● **Challenge**
Reproduce the following material exactly, including every line.

● **Recorded information**
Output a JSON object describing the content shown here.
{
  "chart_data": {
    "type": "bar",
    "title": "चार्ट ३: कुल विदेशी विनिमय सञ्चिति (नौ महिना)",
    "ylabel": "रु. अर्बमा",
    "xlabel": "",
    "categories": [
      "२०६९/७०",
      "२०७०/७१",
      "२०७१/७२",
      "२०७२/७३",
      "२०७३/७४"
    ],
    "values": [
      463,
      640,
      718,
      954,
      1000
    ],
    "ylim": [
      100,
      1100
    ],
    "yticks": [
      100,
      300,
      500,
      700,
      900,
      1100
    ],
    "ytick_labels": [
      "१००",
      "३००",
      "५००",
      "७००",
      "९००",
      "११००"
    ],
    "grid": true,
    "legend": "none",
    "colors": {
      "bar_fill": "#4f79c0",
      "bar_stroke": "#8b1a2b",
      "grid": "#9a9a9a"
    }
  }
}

● **Reply to the exercise**
Output a JSON object describing the content shown here.
{
  "chart_data": {
    "type": "bar",
    "title": "चार्ट ३: कुल विदेशी विनिमय सञ्चिति (नौ महिना)",
    "ylabel": "रु. अर्बमा",
    "xlabel": "",
    "categories": [
      "२०६९/७०",
      "२०७०/७१",
      "२०७१/७२",
      "२०७२/७३",
      "२०७३/७४"
    ],
    "values": [
      463,
      640,
      718,
      954,
      1000
    ],
    "ylim": [
      100,
      1100
    ],
    "yticks": [
      100,
      300,
      500,
      700,
      900,
      1100
    ],
    "ytick_labels": [
      "१००",
      "३००",
      "५००",
      "७००",
      "९००",
      "११००"
    ],
    "grid": true,
    "legend": "none",
    "colors": {
      "bar_fill": "#4f79c0",
      "bar_stroke": "#8b1a2b",
      "grid": "#9a9a9a"
    }
  }
}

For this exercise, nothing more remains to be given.